* Exercise description:
Collect each line holding the string "Thomasville".

* Extracted data entries:
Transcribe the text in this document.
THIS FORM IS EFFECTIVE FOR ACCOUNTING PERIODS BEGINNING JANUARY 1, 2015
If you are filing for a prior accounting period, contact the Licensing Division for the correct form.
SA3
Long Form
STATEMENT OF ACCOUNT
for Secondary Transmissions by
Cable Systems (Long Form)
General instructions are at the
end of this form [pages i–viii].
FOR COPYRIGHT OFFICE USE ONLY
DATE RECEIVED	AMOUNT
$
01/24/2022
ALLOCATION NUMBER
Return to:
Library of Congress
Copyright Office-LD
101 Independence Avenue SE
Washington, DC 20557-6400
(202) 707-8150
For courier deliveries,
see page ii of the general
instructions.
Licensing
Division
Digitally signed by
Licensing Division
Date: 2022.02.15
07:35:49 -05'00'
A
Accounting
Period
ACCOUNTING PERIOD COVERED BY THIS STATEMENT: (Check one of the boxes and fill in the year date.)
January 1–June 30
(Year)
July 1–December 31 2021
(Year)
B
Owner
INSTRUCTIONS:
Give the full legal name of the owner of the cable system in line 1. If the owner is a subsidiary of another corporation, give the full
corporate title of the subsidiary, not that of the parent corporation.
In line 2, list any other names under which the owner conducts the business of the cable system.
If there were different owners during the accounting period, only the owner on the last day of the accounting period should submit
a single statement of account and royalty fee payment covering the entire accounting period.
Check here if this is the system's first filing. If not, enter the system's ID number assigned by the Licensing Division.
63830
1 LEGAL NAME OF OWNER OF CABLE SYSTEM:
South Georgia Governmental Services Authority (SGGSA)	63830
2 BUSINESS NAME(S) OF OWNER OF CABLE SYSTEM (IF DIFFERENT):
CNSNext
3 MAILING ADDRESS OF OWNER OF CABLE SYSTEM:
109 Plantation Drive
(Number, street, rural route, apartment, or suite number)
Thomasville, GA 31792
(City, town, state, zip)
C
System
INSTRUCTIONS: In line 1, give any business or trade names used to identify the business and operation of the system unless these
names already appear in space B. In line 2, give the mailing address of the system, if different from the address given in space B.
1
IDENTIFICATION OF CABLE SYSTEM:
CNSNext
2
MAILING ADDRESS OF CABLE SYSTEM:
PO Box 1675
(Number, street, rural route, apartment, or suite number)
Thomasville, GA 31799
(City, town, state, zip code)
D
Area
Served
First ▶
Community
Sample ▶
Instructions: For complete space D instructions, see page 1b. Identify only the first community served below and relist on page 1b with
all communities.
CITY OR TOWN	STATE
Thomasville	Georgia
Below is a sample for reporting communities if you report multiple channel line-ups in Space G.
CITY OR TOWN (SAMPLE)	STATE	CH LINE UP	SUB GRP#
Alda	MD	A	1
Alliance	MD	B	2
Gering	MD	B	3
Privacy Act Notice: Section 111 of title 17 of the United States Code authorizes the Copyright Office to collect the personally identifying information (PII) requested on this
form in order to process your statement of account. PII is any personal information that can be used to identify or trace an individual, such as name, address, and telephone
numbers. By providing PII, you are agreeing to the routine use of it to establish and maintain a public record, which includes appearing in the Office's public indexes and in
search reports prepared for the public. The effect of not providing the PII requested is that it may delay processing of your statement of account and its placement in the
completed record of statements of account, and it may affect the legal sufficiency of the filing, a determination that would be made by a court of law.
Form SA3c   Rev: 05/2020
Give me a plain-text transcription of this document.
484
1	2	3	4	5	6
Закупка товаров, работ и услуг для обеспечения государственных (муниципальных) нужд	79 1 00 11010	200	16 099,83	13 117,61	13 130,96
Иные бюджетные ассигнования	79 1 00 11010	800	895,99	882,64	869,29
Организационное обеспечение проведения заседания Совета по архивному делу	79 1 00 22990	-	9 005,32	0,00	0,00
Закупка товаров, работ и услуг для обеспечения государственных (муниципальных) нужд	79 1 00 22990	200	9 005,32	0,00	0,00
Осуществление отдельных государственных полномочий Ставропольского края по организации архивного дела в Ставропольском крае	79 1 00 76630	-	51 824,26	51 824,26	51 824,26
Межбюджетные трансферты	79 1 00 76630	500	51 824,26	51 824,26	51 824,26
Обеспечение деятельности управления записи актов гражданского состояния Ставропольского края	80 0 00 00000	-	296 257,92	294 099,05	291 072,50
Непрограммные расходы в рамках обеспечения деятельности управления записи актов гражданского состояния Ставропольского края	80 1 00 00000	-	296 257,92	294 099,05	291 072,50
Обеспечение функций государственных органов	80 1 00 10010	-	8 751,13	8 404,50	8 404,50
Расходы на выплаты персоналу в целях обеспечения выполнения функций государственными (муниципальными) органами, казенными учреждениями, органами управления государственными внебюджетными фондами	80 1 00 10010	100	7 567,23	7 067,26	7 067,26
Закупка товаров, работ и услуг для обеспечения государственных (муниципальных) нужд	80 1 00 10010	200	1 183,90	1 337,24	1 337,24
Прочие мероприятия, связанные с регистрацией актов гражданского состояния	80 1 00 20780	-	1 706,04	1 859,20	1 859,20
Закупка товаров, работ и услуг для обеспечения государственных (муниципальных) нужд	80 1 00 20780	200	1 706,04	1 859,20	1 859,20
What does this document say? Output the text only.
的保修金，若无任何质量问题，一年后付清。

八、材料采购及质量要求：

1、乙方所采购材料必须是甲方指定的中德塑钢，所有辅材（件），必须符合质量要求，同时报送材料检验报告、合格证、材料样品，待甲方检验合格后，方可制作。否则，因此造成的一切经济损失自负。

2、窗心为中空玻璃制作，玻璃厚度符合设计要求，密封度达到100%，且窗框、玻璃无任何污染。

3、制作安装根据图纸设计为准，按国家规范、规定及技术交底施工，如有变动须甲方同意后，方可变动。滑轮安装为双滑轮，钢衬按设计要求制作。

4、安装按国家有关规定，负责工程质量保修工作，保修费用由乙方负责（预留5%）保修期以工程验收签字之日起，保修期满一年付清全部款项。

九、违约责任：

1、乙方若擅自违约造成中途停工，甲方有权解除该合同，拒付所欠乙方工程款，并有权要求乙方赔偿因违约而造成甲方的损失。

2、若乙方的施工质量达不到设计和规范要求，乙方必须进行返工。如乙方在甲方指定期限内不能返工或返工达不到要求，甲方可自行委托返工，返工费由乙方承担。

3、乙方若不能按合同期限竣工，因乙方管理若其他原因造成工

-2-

* Correct result:
Thomasville, GA 31792
Thomasville, GA 31799
Thomasville	Georgia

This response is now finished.